*Prompt 1*
In the page table discussion, what VmPTE value does the reported memory usage snapshot show?
*Prompt 2*
Render the sentence "In this case, most of the page table entries are empty." from the page table discussion into French.
*Prompt 3*
Reproduce everything in the page table discussion from "The following are" down to "others to use.", without any alteration.

On 07.08.24 05:58, Qi Zheng wrote:
Hi David,
Really sorry for the slow replies, I'm struggling with a mixture of
public holidays, holiday and too many different discussions (well, and
some stuff I have to finish myself).
On 2024/8/6 22:40, David Hildenbrand wrote:
On 05.08.24 14:55, Qi Zheng wrote:
Now in order to pursue high performance, applications mostly use some
high-performance user-mode memory allocators, such as jemalloc or
tcmalloc. These memory allocators use madvise(MADV_DONTNEED or MADV_FREE)
to release physical memory, but neither MADV_DONTNEED nor MADV_FREE will
release page table memory, which may cause huge page table memory usage.
The following are a memory usage snapshot of one process which actually
happened on our server:
VIRT: 55t
RES: 590g
VmPTE: 110g
In this case, most of the page table entries are empty. For such a PTE
page where all entries are empty, we can actually free it back to the
system for others to use.

Lines of data:

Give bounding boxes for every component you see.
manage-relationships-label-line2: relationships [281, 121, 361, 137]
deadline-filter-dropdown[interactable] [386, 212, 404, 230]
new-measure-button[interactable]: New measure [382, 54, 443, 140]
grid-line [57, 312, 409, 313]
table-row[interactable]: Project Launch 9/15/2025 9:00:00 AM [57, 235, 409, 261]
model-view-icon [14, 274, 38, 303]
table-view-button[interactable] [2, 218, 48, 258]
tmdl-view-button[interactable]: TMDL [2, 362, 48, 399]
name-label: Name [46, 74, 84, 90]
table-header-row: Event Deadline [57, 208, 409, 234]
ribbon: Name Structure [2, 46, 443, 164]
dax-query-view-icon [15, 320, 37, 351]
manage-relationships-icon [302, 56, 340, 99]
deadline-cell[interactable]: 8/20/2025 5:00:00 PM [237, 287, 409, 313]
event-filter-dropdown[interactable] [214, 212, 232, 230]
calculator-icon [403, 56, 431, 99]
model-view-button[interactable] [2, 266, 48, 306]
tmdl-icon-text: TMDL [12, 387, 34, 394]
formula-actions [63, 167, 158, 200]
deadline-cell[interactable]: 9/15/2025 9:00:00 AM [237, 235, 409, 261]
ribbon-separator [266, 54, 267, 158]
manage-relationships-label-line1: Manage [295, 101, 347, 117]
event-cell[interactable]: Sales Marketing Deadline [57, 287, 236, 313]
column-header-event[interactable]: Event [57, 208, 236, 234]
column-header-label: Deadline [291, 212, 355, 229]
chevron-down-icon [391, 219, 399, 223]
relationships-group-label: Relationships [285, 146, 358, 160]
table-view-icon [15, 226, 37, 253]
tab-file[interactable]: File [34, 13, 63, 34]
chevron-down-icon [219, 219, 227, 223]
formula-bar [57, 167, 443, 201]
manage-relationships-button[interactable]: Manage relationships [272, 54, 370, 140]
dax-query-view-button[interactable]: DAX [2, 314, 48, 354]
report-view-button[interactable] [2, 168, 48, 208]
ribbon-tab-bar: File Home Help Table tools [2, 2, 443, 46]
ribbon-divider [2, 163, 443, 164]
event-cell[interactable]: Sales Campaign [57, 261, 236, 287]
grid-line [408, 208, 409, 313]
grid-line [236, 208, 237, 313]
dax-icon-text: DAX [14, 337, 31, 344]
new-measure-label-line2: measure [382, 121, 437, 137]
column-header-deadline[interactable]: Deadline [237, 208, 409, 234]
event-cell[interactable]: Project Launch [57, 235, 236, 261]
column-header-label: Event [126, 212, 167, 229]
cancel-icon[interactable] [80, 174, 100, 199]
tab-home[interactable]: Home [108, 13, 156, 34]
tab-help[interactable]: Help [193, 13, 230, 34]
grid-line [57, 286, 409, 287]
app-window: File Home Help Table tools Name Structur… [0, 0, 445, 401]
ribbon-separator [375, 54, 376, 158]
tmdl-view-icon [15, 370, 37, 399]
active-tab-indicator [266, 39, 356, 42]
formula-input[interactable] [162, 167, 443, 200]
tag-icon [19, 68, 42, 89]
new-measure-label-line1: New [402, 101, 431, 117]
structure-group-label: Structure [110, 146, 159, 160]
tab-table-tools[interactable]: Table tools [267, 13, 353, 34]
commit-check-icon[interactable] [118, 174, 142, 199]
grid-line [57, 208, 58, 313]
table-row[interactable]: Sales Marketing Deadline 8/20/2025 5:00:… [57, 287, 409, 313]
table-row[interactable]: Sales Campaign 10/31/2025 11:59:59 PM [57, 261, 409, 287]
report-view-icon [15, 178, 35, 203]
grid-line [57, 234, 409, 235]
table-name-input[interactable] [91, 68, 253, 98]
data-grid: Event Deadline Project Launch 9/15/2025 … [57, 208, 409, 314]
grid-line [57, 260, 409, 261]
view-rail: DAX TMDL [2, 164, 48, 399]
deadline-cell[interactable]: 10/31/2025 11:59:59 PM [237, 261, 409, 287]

*Expected answer 1*
110g

*Expected answer 2*
Dans ce cas, la plupart des entrées de la table des pages sont vides.

*Expected answer 3*
The following are a memory usage snapshot of one process which actually
happened on our server:
VIRT: 55t
RES: 590g
VmPTE: 110g
In this case, most of the page table entries are empty. For such a PTE
page where all entries are empty, we can actually free it back to the
system for others to use.